╭──

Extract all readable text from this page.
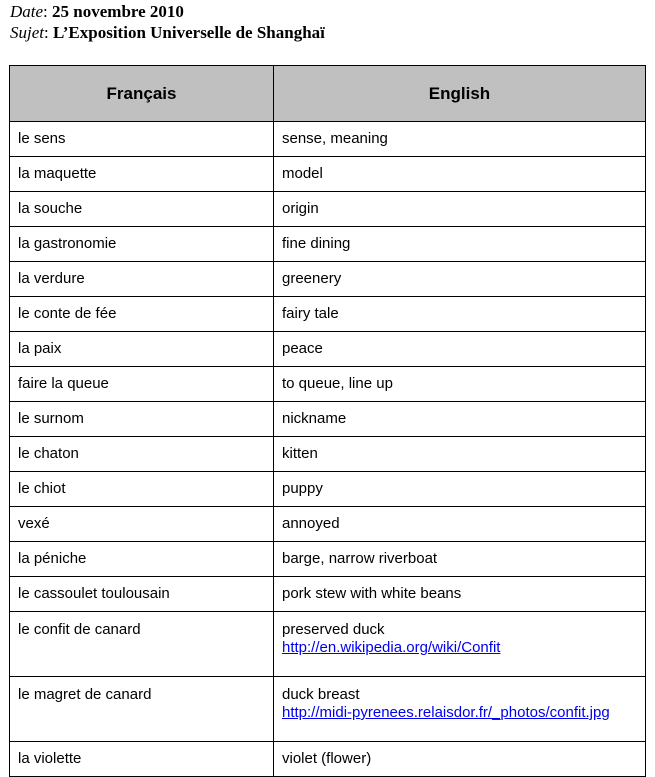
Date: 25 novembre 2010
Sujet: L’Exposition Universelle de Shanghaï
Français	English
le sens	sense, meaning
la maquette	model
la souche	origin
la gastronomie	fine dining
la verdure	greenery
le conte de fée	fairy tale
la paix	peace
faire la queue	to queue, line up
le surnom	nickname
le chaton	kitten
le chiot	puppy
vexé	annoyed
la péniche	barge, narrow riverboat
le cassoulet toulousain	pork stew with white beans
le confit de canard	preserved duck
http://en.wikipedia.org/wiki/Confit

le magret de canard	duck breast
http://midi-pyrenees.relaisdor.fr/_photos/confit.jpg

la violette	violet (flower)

╰──
╭──

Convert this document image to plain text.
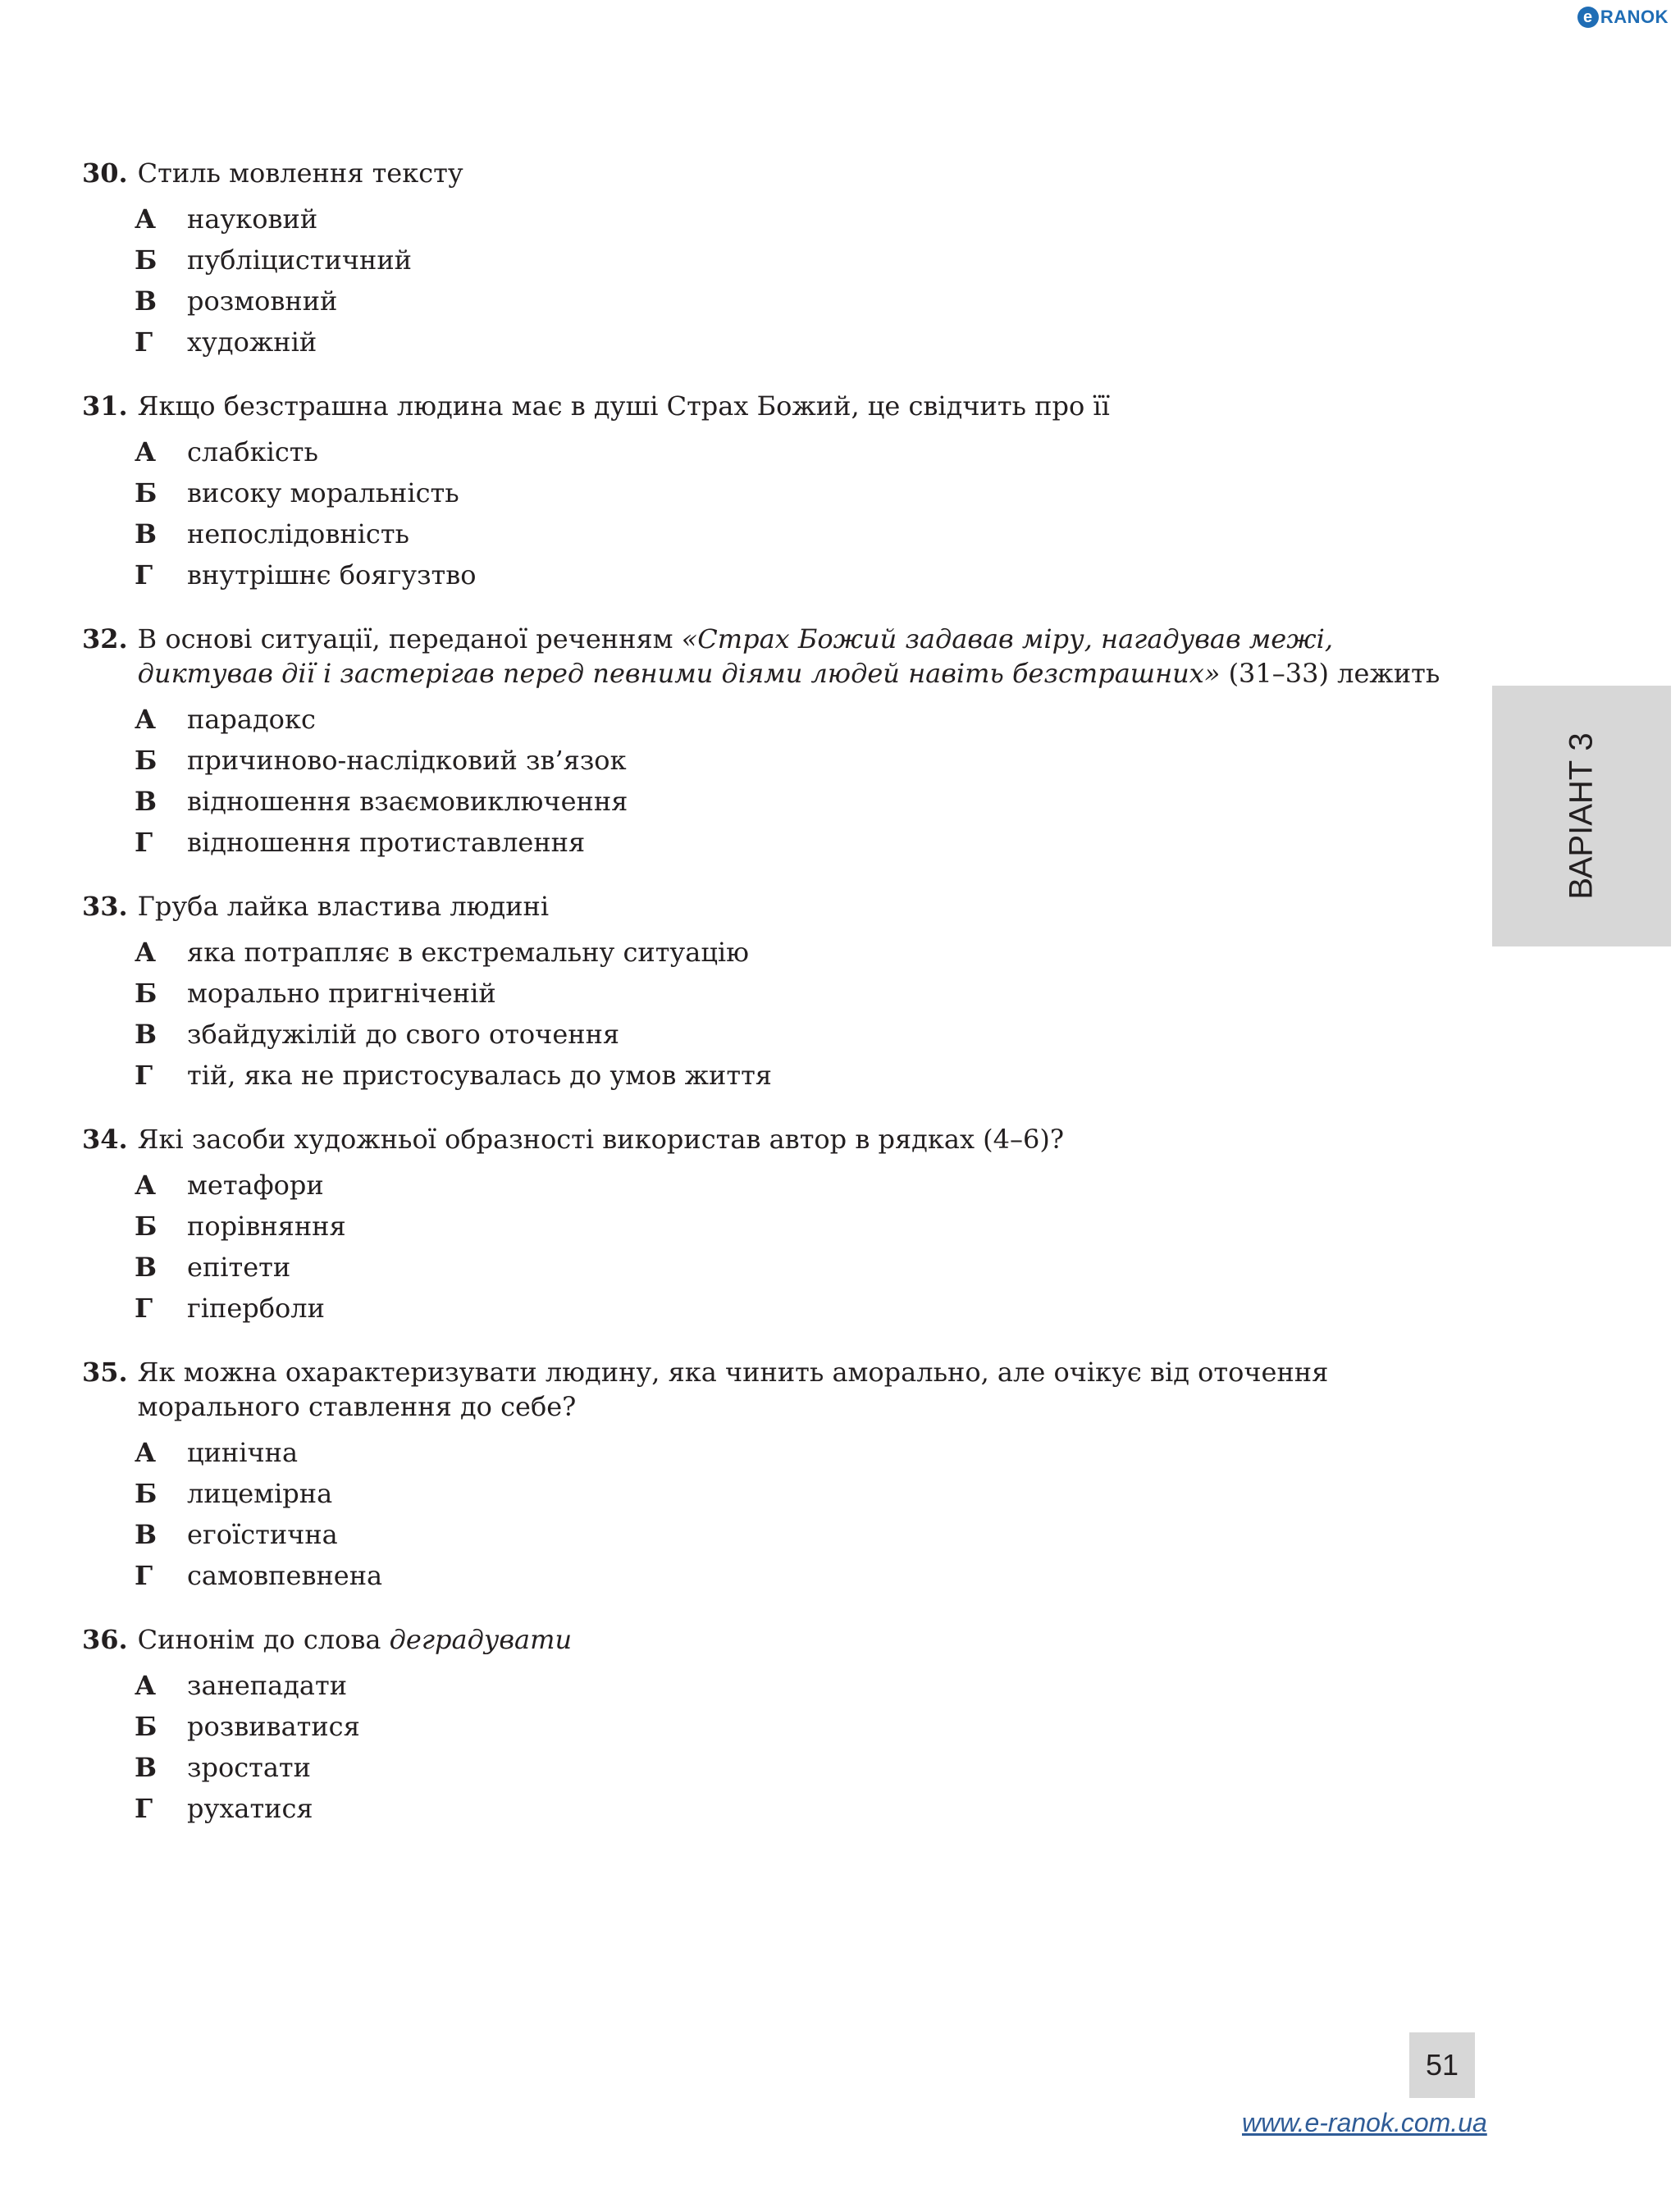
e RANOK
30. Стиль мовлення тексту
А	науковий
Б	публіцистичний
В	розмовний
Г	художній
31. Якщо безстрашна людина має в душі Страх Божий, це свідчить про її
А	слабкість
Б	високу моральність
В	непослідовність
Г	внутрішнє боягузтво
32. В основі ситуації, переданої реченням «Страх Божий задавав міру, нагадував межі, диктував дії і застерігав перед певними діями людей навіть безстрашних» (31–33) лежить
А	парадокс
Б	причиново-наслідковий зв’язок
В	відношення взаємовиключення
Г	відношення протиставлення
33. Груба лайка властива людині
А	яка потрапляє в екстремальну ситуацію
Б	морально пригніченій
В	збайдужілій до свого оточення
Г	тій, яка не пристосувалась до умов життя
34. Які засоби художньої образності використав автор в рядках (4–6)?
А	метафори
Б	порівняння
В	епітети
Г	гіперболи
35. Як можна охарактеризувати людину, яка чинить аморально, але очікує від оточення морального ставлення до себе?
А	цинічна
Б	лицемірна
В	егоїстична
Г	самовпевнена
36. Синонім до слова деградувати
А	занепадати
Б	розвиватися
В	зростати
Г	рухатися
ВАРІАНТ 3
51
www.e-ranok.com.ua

╰──
╭──

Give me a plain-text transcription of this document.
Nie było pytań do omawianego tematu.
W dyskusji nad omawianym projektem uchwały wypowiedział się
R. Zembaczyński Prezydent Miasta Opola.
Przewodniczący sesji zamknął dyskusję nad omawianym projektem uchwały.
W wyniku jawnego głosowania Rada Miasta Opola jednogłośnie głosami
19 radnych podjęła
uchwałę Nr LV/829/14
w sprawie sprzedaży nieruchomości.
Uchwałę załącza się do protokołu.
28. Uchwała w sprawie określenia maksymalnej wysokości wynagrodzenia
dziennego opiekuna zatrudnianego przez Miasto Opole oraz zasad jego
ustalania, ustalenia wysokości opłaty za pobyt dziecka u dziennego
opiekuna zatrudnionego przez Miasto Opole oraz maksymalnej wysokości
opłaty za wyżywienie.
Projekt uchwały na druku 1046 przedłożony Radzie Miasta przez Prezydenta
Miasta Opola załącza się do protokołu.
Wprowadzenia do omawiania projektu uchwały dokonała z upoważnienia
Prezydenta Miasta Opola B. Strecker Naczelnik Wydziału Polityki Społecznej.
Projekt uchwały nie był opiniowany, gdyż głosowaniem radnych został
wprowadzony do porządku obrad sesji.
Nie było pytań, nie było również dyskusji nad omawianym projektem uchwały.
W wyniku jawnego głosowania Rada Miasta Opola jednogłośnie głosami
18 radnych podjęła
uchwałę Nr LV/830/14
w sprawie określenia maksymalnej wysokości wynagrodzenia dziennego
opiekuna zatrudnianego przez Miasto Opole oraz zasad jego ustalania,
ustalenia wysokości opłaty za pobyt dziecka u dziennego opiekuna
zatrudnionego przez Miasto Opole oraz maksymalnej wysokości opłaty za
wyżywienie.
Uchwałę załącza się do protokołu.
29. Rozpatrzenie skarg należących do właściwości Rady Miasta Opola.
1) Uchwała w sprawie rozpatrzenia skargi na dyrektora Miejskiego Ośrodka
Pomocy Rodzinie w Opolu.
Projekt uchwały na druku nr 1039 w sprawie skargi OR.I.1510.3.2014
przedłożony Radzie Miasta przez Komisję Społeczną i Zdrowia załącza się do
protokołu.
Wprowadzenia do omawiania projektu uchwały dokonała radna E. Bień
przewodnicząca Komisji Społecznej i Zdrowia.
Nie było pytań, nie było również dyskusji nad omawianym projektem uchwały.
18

╰──

● TASK GOAL
Search the entries for the word "Uchwała", then list each line that holds it.

● OUTPUT OF THE EXERCISE
28. Uchwała w sprawie określenia maksymalnej wysokości wynagrodzenia
1) Uchwała w sprawie rozpatrzenia skargi na dyrektora Miejskiego Ośrodka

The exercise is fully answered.